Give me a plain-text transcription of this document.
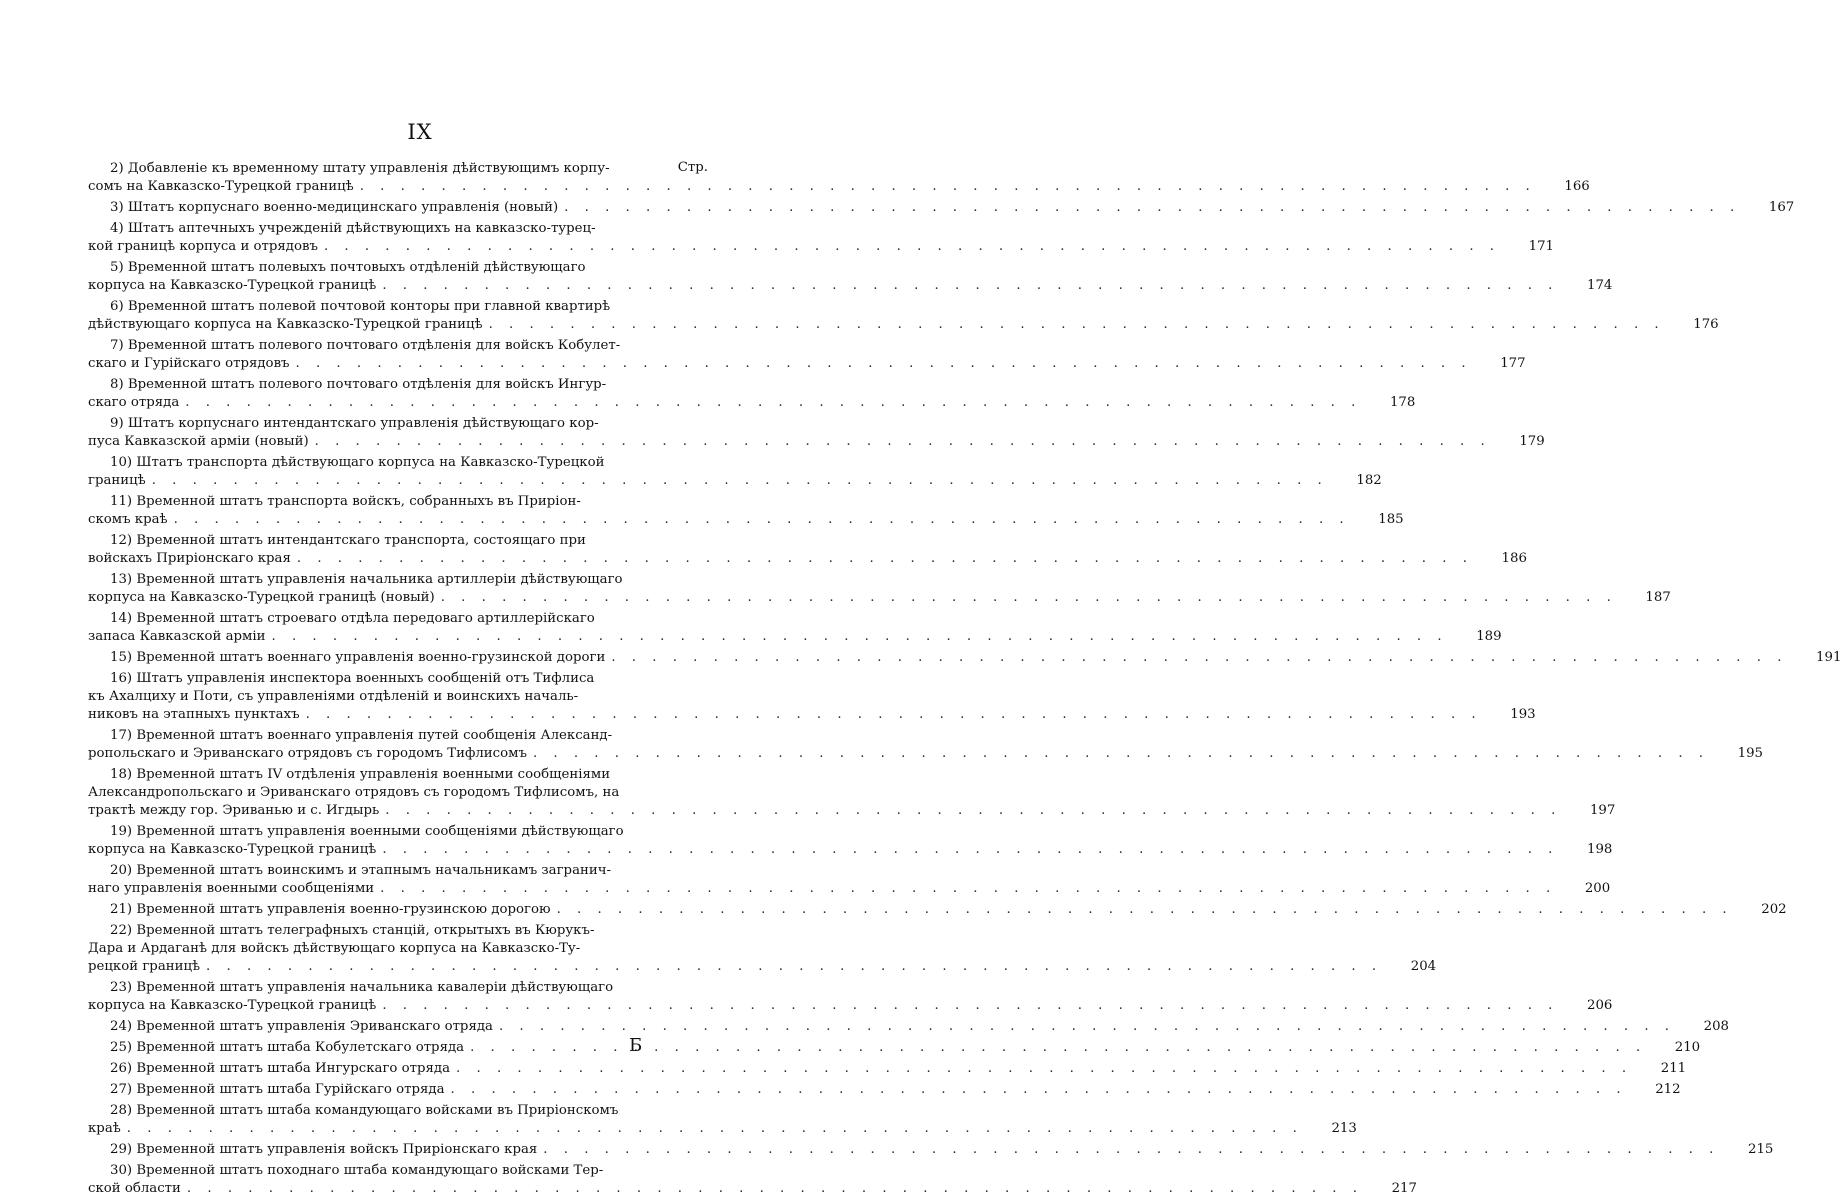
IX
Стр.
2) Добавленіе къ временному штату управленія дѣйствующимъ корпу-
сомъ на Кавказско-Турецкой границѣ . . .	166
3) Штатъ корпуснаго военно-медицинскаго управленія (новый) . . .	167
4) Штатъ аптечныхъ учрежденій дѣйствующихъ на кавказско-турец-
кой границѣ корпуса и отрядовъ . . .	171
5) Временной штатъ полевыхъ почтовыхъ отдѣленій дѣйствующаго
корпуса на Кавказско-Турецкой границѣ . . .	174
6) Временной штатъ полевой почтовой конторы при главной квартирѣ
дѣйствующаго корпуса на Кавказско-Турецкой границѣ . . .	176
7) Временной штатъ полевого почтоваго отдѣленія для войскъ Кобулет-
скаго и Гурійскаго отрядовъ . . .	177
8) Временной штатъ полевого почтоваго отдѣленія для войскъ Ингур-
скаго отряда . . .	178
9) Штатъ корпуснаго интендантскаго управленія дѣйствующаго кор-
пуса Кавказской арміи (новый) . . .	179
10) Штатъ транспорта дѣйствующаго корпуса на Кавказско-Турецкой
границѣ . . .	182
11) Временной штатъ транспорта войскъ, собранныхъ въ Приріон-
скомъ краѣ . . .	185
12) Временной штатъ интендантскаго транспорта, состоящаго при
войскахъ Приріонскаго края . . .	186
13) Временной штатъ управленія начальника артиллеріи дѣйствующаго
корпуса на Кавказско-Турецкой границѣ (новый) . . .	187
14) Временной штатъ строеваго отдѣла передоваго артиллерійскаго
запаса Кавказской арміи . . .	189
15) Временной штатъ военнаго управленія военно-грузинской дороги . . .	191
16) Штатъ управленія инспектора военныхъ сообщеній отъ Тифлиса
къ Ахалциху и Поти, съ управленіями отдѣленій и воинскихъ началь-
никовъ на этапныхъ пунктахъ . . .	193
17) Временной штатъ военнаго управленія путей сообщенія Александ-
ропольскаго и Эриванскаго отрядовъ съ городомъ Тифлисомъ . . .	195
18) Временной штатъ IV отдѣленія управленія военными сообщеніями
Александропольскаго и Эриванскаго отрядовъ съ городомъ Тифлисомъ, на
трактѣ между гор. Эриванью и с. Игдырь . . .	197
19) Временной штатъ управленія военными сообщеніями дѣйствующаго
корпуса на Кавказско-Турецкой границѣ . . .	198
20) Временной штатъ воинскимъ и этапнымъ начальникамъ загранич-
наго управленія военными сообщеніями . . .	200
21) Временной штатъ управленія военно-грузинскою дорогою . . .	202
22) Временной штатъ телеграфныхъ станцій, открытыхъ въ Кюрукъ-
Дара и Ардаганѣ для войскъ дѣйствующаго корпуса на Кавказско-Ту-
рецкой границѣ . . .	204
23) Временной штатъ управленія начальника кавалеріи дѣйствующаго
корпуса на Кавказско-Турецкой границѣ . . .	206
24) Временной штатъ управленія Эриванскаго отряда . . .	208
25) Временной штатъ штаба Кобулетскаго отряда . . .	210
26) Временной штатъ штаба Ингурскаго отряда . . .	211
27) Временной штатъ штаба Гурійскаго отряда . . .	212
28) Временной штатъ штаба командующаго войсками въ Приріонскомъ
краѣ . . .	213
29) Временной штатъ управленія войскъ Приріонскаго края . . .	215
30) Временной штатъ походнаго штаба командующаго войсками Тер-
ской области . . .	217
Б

☆ ☆ ☆

Task brief
Extract lines where the string "края" occurs.

Expected answer
войскахъ Приріонскаго края . . .	186
29) Временной штатъ управленія войскъ Приріонскаго края . . .	215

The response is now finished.